Transcribe all of the records precisely as they are presented.

[Start Given information]

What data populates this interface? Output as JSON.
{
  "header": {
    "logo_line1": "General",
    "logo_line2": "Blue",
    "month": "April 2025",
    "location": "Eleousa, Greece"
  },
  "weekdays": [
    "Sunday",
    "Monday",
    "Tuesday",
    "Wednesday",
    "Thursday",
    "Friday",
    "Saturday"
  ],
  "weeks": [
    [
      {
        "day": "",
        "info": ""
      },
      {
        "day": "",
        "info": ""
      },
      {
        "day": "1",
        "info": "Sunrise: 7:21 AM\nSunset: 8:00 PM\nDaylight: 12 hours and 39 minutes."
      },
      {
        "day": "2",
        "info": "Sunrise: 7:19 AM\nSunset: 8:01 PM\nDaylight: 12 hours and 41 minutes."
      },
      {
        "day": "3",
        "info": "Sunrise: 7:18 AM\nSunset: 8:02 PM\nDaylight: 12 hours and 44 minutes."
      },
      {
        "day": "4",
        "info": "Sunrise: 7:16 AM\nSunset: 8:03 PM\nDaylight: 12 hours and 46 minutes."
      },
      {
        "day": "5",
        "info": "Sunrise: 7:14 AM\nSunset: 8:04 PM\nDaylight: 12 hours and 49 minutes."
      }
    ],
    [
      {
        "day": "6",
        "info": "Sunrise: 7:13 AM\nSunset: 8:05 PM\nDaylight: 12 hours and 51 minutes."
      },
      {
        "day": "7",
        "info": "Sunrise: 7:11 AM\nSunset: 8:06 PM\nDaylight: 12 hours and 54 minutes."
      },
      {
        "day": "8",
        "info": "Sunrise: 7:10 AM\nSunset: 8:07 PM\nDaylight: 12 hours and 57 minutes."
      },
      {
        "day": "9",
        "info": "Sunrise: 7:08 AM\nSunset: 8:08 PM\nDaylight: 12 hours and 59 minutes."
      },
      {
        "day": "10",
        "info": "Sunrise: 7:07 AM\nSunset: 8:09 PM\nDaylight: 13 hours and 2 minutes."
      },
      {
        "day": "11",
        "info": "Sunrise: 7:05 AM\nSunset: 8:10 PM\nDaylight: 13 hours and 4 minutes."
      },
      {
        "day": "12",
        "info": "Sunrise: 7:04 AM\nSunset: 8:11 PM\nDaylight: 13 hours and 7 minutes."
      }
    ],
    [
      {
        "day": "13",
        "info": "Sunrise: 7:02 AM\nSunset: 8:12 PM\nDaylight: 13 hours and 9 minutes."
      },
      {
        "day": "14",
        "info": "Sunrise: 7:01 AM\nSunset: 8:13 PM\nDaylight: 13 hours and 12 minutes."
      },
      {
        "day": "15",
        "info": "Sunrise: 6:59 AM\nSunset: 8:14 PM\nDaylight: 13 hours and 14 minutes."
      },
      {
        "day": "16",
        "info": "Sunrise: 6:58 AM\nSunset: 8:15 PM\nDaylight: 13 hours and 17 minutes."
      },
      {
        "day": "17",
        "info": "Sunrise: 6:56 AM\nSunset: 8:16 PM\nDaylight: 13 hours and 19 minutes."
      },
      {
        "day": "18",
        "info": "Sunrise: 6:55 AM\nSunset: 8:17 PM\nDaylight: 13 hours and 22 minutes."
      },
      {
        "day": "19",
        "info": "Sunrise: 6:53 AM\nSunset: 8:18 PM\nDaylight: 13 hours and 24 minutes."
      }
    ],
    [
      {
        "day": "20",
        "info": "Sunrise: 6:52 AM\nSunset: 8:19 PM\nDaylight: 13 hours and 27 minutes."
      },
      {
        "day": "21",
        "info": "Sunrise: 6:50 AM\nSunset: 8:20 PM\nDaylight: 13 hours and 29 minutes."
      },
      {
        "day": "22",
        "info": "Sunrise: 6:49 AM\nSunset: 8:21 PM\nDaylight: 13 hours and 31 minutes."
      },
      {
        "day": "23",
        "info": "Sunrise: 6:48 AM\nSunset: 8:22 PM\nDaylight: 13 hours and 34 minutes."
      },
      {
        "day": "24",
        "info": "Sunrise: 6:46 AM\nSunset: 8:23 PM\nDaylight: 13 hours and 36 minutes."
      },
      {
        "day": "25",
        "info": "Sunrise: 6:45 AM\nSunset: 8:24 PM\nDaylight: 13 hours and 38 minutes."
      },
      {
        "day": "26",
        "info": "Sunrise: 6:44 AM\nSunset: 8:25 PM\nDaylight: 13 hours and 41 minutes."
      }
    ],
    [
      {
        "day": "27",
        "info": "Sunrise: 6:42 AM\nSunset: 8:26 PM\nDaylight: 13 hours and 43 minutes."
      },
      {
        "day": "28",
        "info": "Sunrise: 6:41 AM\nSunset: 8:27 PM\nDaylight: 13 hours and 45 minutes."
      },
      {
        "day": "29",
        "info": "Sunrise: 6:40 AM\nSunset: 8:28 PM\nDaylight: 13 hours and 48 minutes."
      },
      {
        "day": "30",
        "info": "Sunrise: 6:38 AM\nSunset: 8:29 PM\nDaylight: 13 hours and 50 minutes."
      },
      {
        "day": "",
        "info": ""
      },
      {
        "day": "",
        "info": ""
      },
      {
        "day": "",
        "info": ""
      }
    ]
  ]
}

[End Given information]

Exercise response
What data populates this interface? Output as JSON.
{
  "header": {
    "logo_line1": "General",
    "logo_line2": "Blue",
    "month": "April 2025",
    "location": "Eleousa, Greece"
  },
  "weekdays": [
    "Sunday",
    "Monday",
    "Tuesday",
    "Wednesday",
    "Thursday",
    "Friday",
    "Saturday"
  ],
  "weeks": [
    [
      {
        "day": "",
        "info": ""
      },
      {
        "day": "",
        "info": ""
      },
      {
        "day": "1",
        "info": "Sunrise: 7:21 AM\nSunset: 8:00 PM\nDaylight: 12 hours and 39 minutes."
      },
      {
        "day": "2",
        "info": "Sunrise: 7:19 AM\nSunset: 8:01 PM\nDaylight: 12 hours and 41 minutes."
      },
      {
        "day": "3",
        "info": "Sunrise: 7:18 AM\nSunset: 8:02 PM\nDaylight: 12 hours and 44 minutes."
      },
      {
        "day": "4",
        "info": "Sunrise: 7:16 AM\nSunset: 8:03 PM\nDaylight: 12 hours and 46 minutes."
      },
      {
        "day": "5",
        "info": "Sunrise: 7:14 AM\nSunset: 8:04 PM\nDaylight: 12 hours and 49 minutes."
      }
    ],
    [
      {
        "day": "6",
        "info": "Sunrise: 7:13 AM\nSunset: 8:05 PM\nDaylight: 12 hours and 51 minutes."
      },
      {
        "day": "7",
        "info": "Sunrise: 7:11 AM\nSunset: 8:06 PM\nDaylight: 12 hours and 54 minutes."
      },
      {
        "day": "8",
        "info": "Sunrise: 7:10 AM\nSunset: 8:07 PM\nDaylight: 12 hours and 57 minutes."
      },
      {
        "day": "9",
        "info": "Sunrise: 7:08 AM\nSunset: 8:08 PM\nDaylight: 12 hours and 59 minutes."
      },
      {
        "day": "10",
        "info": "Sunrise: 7:07 AM\nSunset: 8:09 PM\nDaylight: 13 hours and 2 minutes."
      },
      {
        "day": "11",
        "info": "Sunrise: 7:05 AM\nSunset: 8:10 PM\nDaylight: 13 hours and 4 minutes."
      },
      {
        "day": "12",
        "info": "Sunrise: 7:04 AM\nSunset: 8:11 PM\nDaylight: 13 hours and 7 minutes."
      }
    ],
    [
      {
        "day": "13",
        "info": "Sunrise: 7:02 AM\nSunset: 8:12 PM\nDaylight: 13 hours and 9 minutes."
      },
      {
        "day": "14",
        "info": "Sunrise: 7:01 AM\nSunset: 8:13 PM\nDaylight: 13 hours and 12 minutes."
      },
      {
        "day": "15",
        "info": "Sunrise: 6:59 AM\nSunset: 8:14 PM\nDaylight: 13 hours and 14 minutes."
      },
      {
        "day": "16",
        "info": "Sunrise: 6:58 AM\nSunset: 8:15 PM\nDaylight: 13 hours and 17 minutes."
      },
      {
        "day": "17",
        "info": "Sunrise: 6:56 AM\nSunset: 8:16 PM\nDaylight: 13 hours and 19 minutes."
      },
      {
        "day": "18",
        "info": "Sunrise: 6:55 AM\nSunset: 8:17 PM\nDaylight: 13 hours and 22 minutes."
      },
      {
        "day": "19",
        "info": "Sunrise: 6:53 AM\nSunset: 8:18 PM\nDaylight: 13 hours and 24 minutes."
      }
    ],
    [
      {
        "day": "20",
        "info": "Sunrise: 6:52 AM\nSunset: 8:19 PM\nDaylight: 13 hours and 27 minutes."
      },
      {
        "day": "21",
        "info": "Sunrise: 6:50 AM\nSunset: 8:20 PM\nDaylight: 13 hours and 29 minutes."
      },
      {
        "day": "22",
        "info": "Sunrise: 6:49 AM\nSunset: 8:21 PM\nDaylight: 13 hours and 31 minutes."
      },
      {
        "day": "23",
        "info": "Sunrise: 6:48 AM\nSunset: 8:22 PM\nDaylight: 13 hours and 34 minutes."
      },
      {
        "day": "24",
        "info": "Sunrise: 6:46 AM\nSunset: 8:23 PM\nDaylight: 13 hours and 36 minutes."
      },
      {
        "day": "25",
        "info": "Sunrise: 6:45 AM\nSunset: 8:24 PM\nDaylight: 13 hours and 38 minutes."
      },
      {
        "day": "26",
        "info": "Sunrise: 6:44 AM\nSunset: 8:25 PM\nDaylight: 13 hours and 41 minutes."
      }
    ],
    [
      {
        "day": "27",
        "info": "Sunrise: 6:42 AM\nSunset: 8:26 PM\nDaylight: 13 hours and 43 minutes."
      },
      {
        "day": "28",
        "info": "Sunrise: 6:41 AM\nSunset: 8:27 PM\nDaylight: 13 hours and 45 minutes."
      },
      {
        "day": "29",
        "info": "Sunrise: 6:40 AM\nSunset: 8:28 PM\nDaylight: 13 hours and 48 minutes."
      },
      {
        "day": "30",
        "info": "Sunrise: 6:38 AM\nSunset: 8:29 PM\nDaylight: 13 hours and 50 minutes."
      },
      {
        "day": "",
        "info": ""
      },
      {
        "day": "",
        "info": ""
      },
      {
        "day": "",
        "info": ""
      }
    ]
  ]
}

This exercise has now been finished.